TASK DETAILS
Determine how many lines of the records include "JSON", and answer with the number alone.

MATERIAL PROVIDED
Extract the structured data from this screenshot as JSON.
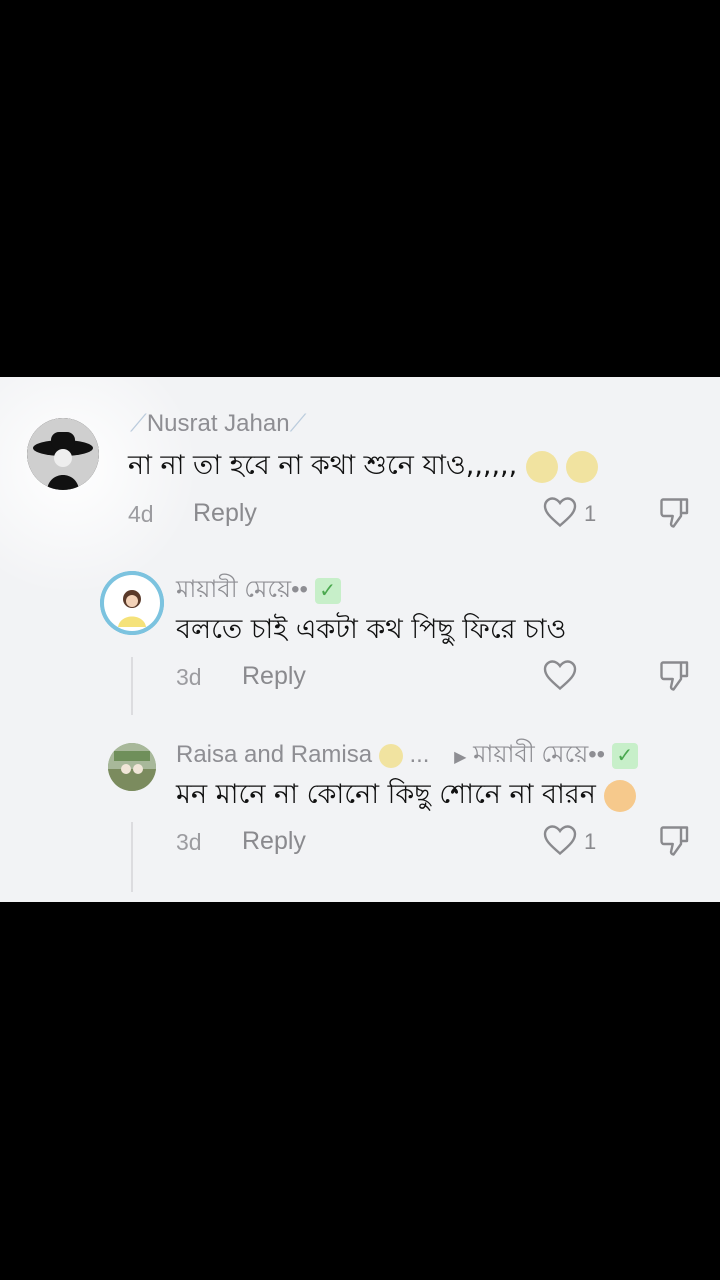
{
  "comments": [
    {
      "name": "Nusrat Jahan",
      "text": "না না তা হবে না কথা শুনে যাও,,,,,, ",
      "time": "4d",
      "reply": "Reply",
      "likes": "1"
    },
    {
      "name": "মায়াবী মেয়ে••",
      "text": "বলতে চাই একটা কথ পিছু ফিরে চাও",
      "time": "3d",
      "reply": "Reply",
      "likes": ""
    },
    {
      "name": "Raisa and Ramisa",
      "name_suffix": "...",
      "reply_to": "মায়াবী মেয়ে••",
      "text": "মন মানে না কোনো কিছু শোনে না বারন ",
      "time": "3d",
      "reply": "Reply",
      "likes": "1"
    }
  ],
  "colors": {
    "background": "#f2f3f5",
    "muted": "#8e8e93",
    "text": "#111111",
    "letterbox": "#000000"
  },
  "icons": [
    "heart-icon",
    "dislike-icon",
    "verified-icon",
    "pen-icon",
    "reply-arrow-icon"
  ]
}
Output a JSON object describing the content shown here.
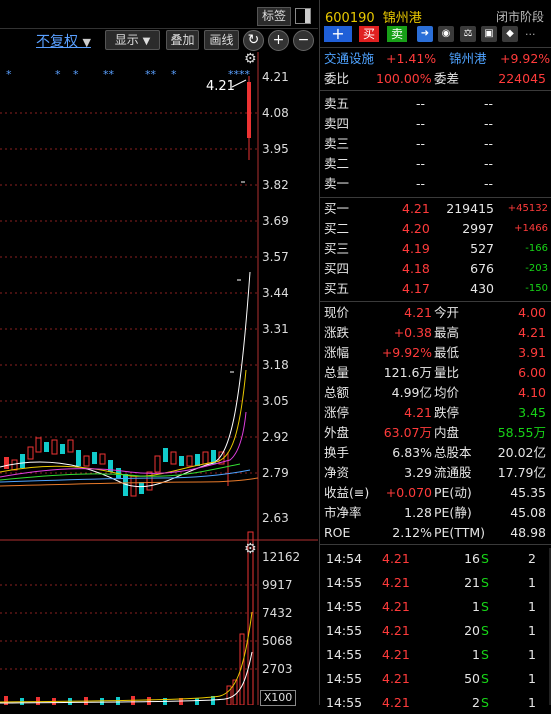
{
  "toolbar": {
    "tag_label": "标签",
    "fuquan_label": "不复权",
    "display_label": "显示",
    "draw_label": "画线",
    "painting_label": "画线"
  },
  "chart": {
    "price_axis": [
      "4.21",
      "4.08",
      "3.95",
      "3.82",
      "3.69",
      "3.57",
      "3.44",
      "3.31",
      "3.18",
      "3.05",
      "2.92",
      "2.79",
      "2.63"
    ],
    "last_price_tag": "4.21",
    "volume_axis": [
      "12162",
      "9917",
      "7432",
      "5068",
      "2703"
    ],
    "volume_unit": "X100"
  },
  "stock": {
    "code": "600190",
    "name": "锦州港",
    "status": "闭市阶段",
    "buy_label": "买",
    "sell_label": "卖"
  },
  "related": {
    "sector_name": "交通设施",
    "sector_change": "+1.41%",
    "stock_name": "锦州港",
    "stock_change": "+9.92%"
  },
  "ratio": {
    "webi_label": "委比",
    "webi_value": "100.00%",
    "weicha_label": "委差",
    "weicha_value": "224045"
  },
  "sell_orders": [
    {
      "label": "卖五",
      "price": "--",
      "vol": "--"
    },
    {
      "label": "卖四",
      "price": "--",
      "vol": "--"
    },
    {
      "label": "卖三",
      "price": "--",
      "vol": "--"
    },
    {
      "label": "卖二",
      "price": "--",
      "vol": "--"
    },
    {
      "label": "卖一",
      "price": "--",
      "vol": "--"
    }
  ],
  "buy_orders": [
    {
      "label": "买一",
      "price": "4.21",
      "vol": "219415",
      "chg": "+45132"
    },
    {
      "label": "买二",
      "price": "4.20",
      "vol": "2997",
      "chg": "+1466"
    },
    {
      "label": "买三",
      "price": "4.19",
      "vol": "527",
      "chg": "-166"
    },
    {
      "label": "买四",
      "price": "4.18",
      "vol": "676",
      "chg": "-203"
    },
    {
      "label": "买五",
      "price": "4.17",
      "vol": "430",
      "chg": "-150"
    }
  ],
  "quote": [
    {
      "l1": "现价",
      "v1": "4.21",
      "l2": "今开",
      "v2": "4.00"
    },
    {
      "l1": "涨跌",
      "v1": "+0.38",
      "l2": "最高",
      "v2": "4.21"
    },
    {
      "l1": "涨幅",
      "v1": "+9.92%",
      "l2": "最低",
      "v2": "3.91"
    },
    {
      "l1": "总量",
      "v1": "121.6万",
      "l2": "量比",
      "v2": "6.00"
    },
    {
      "l1": "总额",
      "v1": "4.99亿",
      "l2": "均价",
      "v2": "4.10"
    },
    {
      "l1": "涨停",
      "v1": "4.21",
      "l2": "跌停",
      "v2": "3.45"
    },
    {
      "l1": "外盘",
      "v1": "63.07万",
      "l2": "内盘",
      "v2": "58.55万"
    },
    {
      "l1": "换手",
      "v1": "6.83%",
      "l2": "总股本",
      "v2": "20.02亿"
    },
    {
      "l1": "净资",
      "v1": "3.29",
      "l2": "流通股",
      "v2": "17.79亿"
    },
    {
      "l1": "收益(≡)",
      "v1": "+0.070",
      "l2": "PE(动)",
      "v2": "45.35"
    },
    {
      "l1": "市净率",
      "v1": "1.28",
      "l2": "PE(静)",
      "v2": "45.08"
    },
    {
      "l1": "ROE",
      "v1": "2.12%",
      "l2": "PE(TTM)",
      "v2": "48.98"
    }
  ],
  "ticks": [
    {
      "time": "14:54",
      "price": "4.21",
      "vol": "16",
      "flag": "S",
      "n": "2"
    },
    {
      "time": "14:55",
      "price": "4.21",
      "vol": "21",
      "flag": "S",
      "n": "1"
    },
    {
      "time": "14:55",
      "price": "4.21",
      "vol": "1",
      "flag": "S",
      "n": "1"
    },
    {
      "time": "14:55",
      "price": "4.21",
      "vol": "20",
      "flag": "S",
      "n": "1"
    },
    {
      "time": "14:55",
      "price": "4.21",
      "vol": "1",
      "flag": "S",
      "n": "1"
    },
    {
      "time": "14:55",
      "price": "4.21",
      "vol": "50",
      "flag": "S",
      "n": "1"
    },
    {
      "time": "14:55",
      "price": "4.21",
      "vol": "2",
      "flag": "S",
      "n": "1"
    }
  ]
}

SOLUTION BELOW
2